■ **WRITTEN EXERCISE**:
Every entry that follows needs to be repeated exactly.

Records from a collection
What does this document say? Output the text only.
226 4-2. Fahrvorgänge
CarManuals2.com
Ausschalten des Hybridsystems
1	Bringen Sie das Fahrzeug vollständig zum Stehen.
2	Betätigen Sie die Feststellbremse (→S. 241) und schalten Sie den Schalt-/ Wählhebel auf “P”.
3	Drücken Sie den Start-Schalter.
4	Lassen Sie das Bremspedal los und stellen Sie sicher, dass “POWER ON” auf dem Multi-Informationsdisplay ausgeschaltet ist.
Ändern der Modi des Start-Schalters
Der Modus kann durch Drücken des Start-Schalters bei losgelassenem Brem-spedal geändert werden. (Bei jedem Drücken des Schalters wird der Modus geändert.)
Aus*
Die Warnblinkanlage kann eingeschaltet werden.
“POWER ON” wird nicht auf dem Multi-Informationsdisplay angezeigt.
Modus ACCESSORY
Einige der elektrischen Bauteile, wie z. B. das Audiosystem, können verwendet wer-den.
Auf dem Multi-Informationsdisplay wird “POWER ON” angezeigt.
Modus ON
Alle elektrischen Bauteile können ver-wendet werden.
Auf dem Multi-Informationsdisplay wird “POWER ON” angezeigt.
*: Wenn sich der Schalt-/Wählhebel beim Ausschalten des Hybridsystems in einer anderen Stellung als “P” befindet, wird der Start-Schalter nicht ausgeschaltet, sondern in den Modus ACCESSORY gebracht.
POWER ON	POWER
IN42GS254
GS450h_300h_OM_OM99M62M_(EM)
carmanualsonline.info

■ **SOLUTION TO THIS TASK**:
What does this document say? Output the text only.
226 4-2. Fahrvorgänge
CarManuals2.com
Ausschalten des Hybridsystems
1	Bringen Sie das Fahrzeug vollständig zum Stehen.
2	Betätigen Sie die Feststellbremse (→S. 241) und schalten Sie den Schalt-/ Wählhebel auf “P”.
3	Drücken Sie den Start-Schalter.
4	Lassen Sie das Bremspedal los und stellen Sie sicher, dass “POWER ON” auf dem Multi-Informationsdisplay ausgeschaltet ist.
Ändern der Modi des Start-Schalters
Der Modus kann durch Drücken des Start-Schalters bei losgelassenem Brem-spedal geändert werden. (Bei jedem Drücken des Schalters wird der Modus geändert.)
Aus*
Die Warnblinkanlage kann eingeschaltet werden.
“POWER ON” wird nicht auf dem Multi-Informationsdisplay angezeigt.
Modus ACCESSORY
Einige der elektrischen Bauteile, wie z. B. das Audiosystem, können verwendet wer-den.
Auf dem Multi-Informationsdisplay wird “POWER ON” angezeigt.
Modus ON
Alle elektrischen Bauteile können ver-wendet werden.
Auf dem Multi-Informationsdisplay wird “POWER ON” angezeigt.
*: Wenn sich der Schalt-/Wählhebel beim Ausschalten des Hybridsystems in einer anderen Stellung als “P” befindet, wird der Start-Schalter nicht ausgeschaltet, sondern in den Modus ACCESSORY gebracht.
POWER ON	POWER
IN42GS254
GS450h_300h_OM_OM99M62M_(EM)
carmanualsonline.info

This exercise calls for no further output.